▶ **EXERCISE DIRECTIONS**:
Find the lines holding the word "sebesar" and collect them.

===

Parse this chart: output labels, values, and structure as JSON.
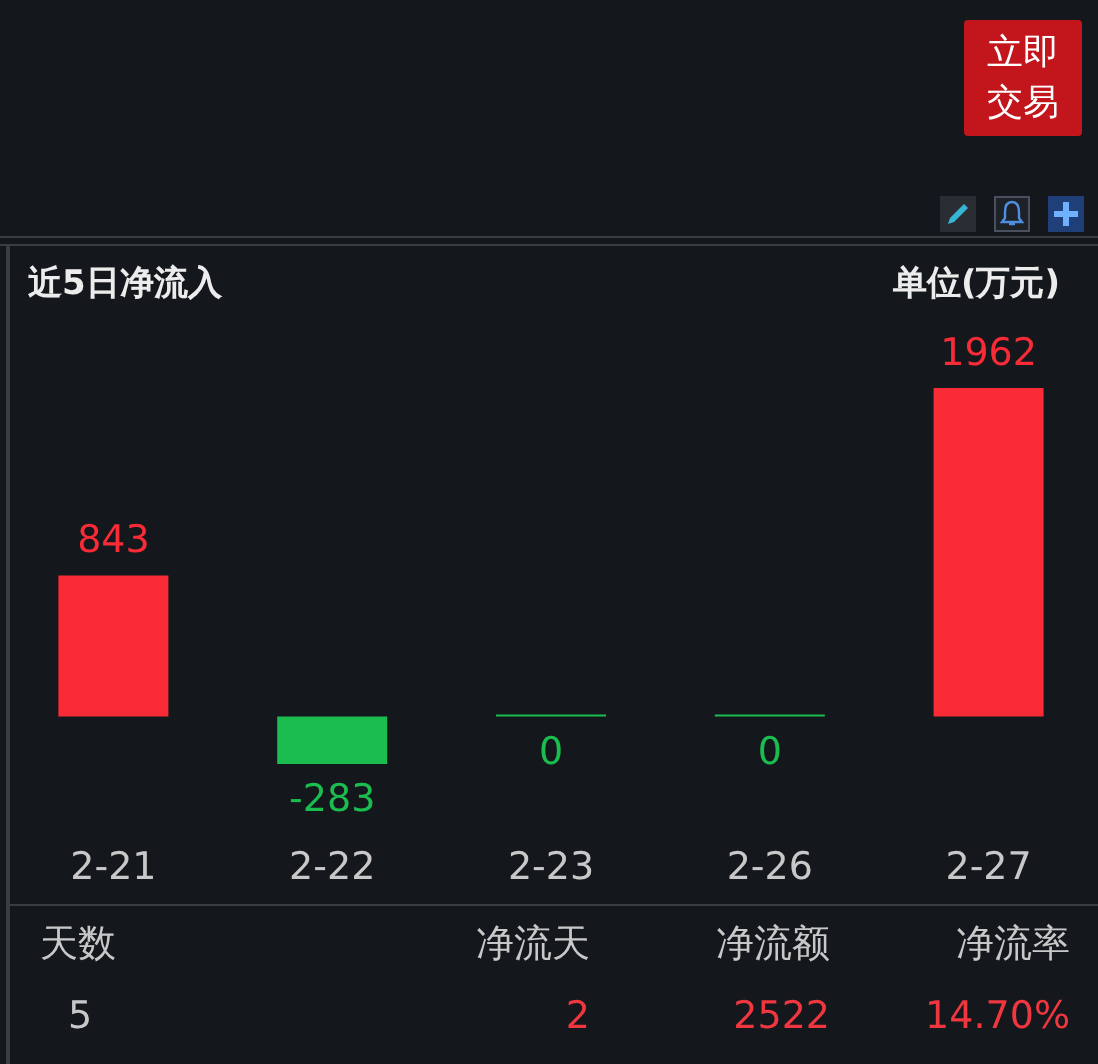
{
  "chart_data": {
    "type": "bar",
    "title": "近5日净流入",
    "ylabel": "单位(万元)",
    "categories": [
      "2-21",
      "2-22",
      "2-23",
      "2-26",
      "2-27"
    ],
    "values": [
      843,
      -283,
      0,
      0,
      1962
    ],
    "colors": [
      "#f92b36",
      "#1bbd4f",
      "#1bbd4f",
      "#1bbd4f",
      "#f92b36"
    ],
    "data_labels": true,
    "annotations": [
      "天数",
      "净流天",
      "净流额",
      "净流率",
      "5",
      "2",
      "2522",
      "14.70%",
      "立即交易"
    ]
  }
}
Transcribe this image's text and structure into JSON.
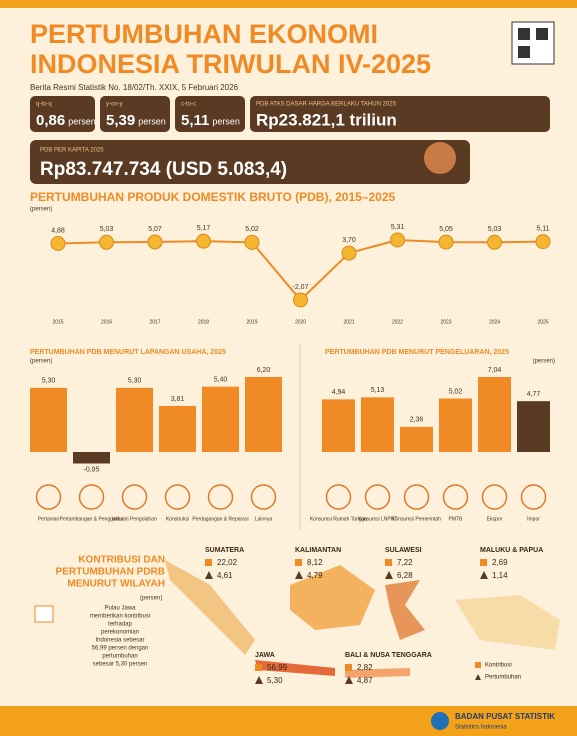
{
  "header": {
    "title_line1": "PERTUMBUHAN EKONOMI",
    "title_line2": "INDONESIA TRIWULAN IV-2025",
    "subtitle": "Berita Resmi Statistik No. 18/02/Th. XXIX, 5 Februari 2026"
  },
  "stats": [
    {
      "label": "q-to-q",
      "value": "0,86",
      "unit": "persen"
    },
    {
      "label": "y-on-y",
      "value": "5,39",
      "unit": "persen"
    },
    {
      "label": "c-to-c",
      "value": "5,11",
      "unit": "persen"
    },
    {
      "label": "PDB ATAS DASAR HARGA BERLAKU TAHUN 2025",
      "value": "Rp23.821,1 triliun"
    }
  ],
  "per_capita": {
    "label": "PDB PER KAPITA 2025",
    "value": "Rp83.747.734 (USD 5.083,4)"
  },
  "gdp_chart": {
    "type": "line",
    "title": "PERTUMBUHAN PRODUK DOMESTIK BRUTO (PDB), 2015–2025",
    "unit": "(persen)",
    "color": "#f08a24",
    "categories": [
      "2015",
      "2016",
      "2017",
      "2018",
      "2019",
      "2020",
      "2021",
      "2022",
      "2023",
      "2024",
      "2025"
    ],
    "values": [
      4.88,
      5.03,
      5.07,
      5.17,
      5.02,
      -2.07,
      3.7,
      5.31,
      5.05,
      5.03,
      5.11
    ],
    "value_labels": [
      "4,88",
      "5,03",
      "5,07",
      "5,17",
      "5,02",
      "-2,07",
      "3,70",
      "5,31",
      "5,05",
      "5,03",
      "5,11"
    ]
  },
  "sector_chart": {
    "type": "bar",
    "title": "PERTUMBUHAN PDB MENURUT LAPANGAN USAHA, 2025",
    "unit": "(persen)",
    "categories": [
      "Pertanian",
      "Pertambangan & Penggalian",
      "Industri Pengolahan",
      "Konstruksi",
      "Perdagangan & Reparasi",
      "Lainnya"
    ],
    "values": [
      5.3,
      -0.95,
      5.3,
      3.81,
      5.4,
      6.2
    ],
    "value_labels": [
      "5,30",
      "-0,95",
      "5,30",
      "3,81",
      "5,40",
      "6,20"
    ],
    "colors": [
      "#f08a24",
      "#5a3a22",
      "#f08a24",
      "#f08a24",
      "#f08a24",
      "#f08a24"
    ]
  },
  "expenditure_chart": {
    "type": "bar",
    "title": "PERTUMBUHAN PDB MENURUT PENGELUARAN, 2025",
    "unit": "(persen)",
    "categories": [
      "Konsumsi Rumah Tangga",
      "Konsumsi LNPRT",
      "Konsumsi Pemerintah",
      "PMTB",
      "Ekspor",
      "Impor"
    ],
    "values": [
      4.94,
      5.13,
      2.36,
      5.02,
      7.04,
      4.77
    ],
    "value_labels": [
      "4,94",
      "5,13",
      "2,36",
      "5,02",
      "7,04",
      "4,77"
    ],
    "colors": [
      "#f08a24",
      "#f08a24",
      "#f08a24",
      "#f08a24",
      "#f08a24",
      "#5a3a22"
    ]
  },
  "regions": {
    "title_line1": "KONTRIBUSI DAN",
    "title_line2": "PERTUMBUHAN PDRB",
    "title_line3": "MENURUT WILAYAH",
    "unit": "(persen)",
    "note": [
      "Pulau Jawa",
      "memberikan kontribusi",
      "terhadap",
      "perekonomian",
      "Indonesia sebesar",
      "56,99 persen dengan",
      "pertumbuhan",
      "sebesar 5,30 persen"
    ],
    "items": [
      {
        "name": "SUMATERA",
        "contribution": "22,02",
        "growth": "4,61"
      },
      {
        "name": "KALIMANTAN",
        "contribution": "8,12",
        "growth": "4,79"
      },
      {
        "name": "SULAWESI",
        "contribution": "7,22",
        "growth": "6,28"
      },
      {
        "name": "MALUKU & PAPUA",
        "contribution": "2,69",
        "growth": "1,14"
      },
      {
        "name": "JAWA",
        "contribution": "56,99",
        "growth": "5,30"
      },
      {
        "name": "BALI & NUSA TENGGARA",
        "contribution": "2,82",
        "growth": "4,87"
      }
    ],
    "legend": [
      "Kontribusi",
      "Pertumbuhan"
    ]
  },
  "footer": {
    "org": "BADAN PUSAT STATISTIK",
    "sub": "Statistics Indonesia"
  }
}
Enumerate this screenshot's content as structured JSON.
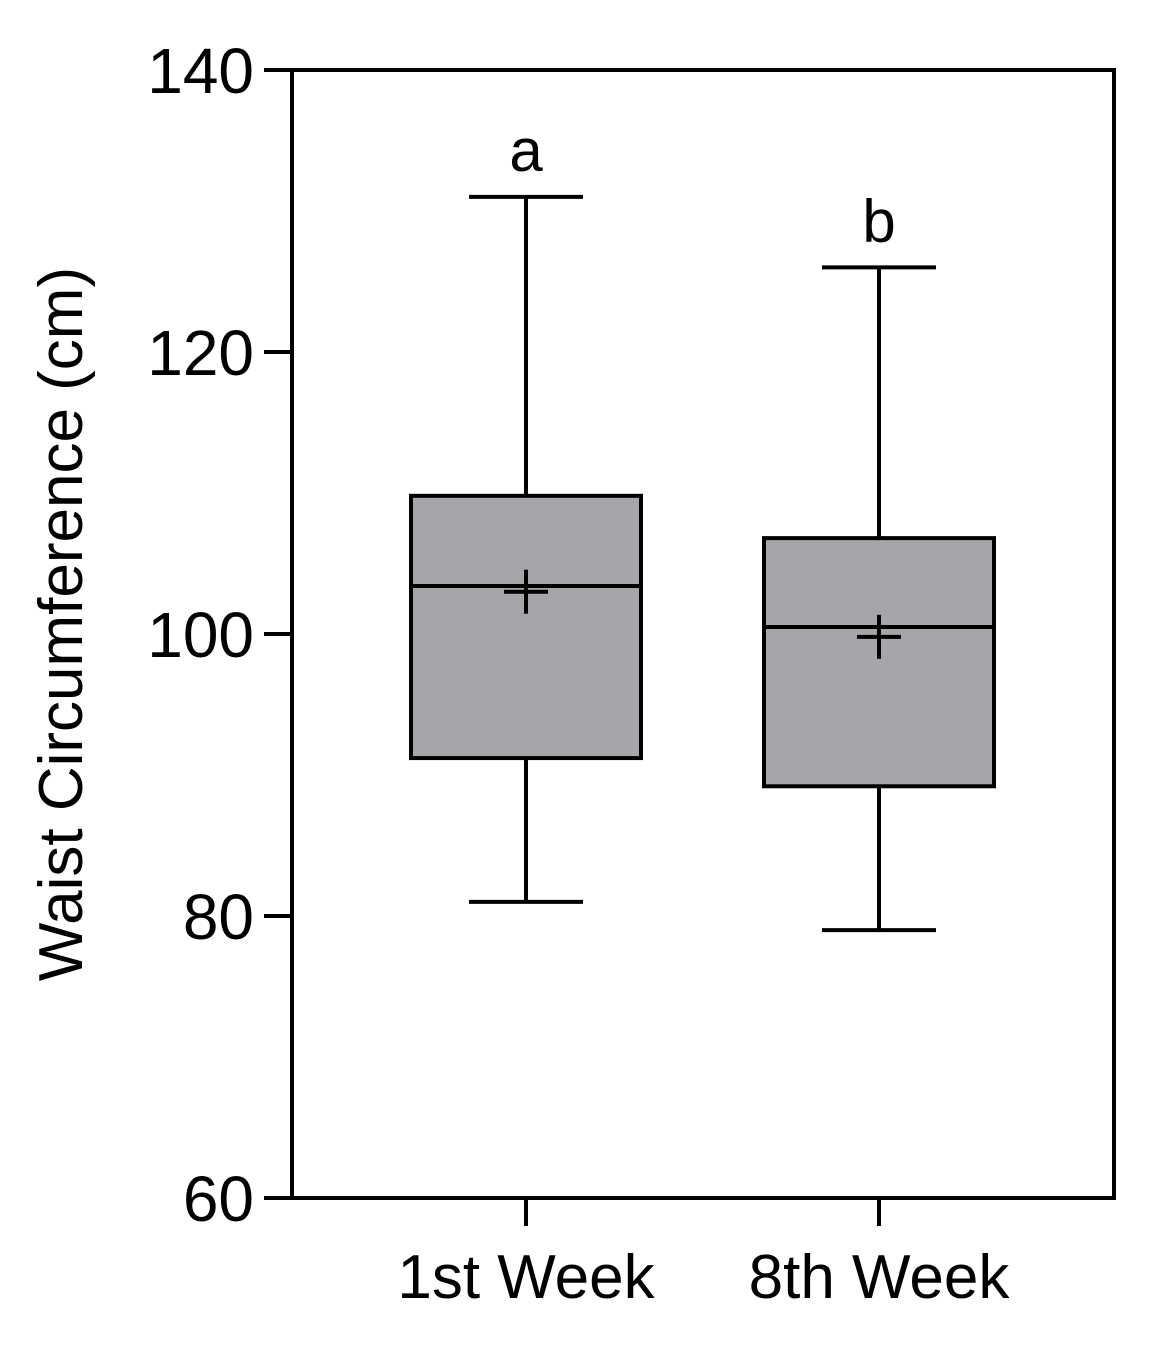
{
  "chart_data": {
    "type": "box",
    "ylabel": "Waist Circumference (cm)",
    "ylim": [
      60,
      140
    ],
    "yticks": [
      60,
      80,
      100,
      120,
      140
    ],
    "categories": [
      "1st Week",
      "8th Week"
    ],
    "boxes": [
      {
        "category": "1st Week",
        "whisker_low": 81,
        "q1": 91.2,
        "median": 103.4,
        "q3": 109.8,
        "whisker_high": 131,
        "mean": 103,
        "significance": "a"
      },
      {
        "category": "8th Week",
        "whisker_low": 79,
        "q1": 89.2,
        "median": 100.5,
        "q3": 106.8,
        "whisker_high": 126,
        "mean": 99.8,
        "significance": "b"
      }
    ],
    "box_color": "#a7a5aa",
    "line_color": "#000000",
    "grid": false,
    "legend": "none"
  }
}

===

▶ **ANSWER TO THE EXERCISE**:
      "Indonesia sebesar",
      "sebesar 5,30 persen"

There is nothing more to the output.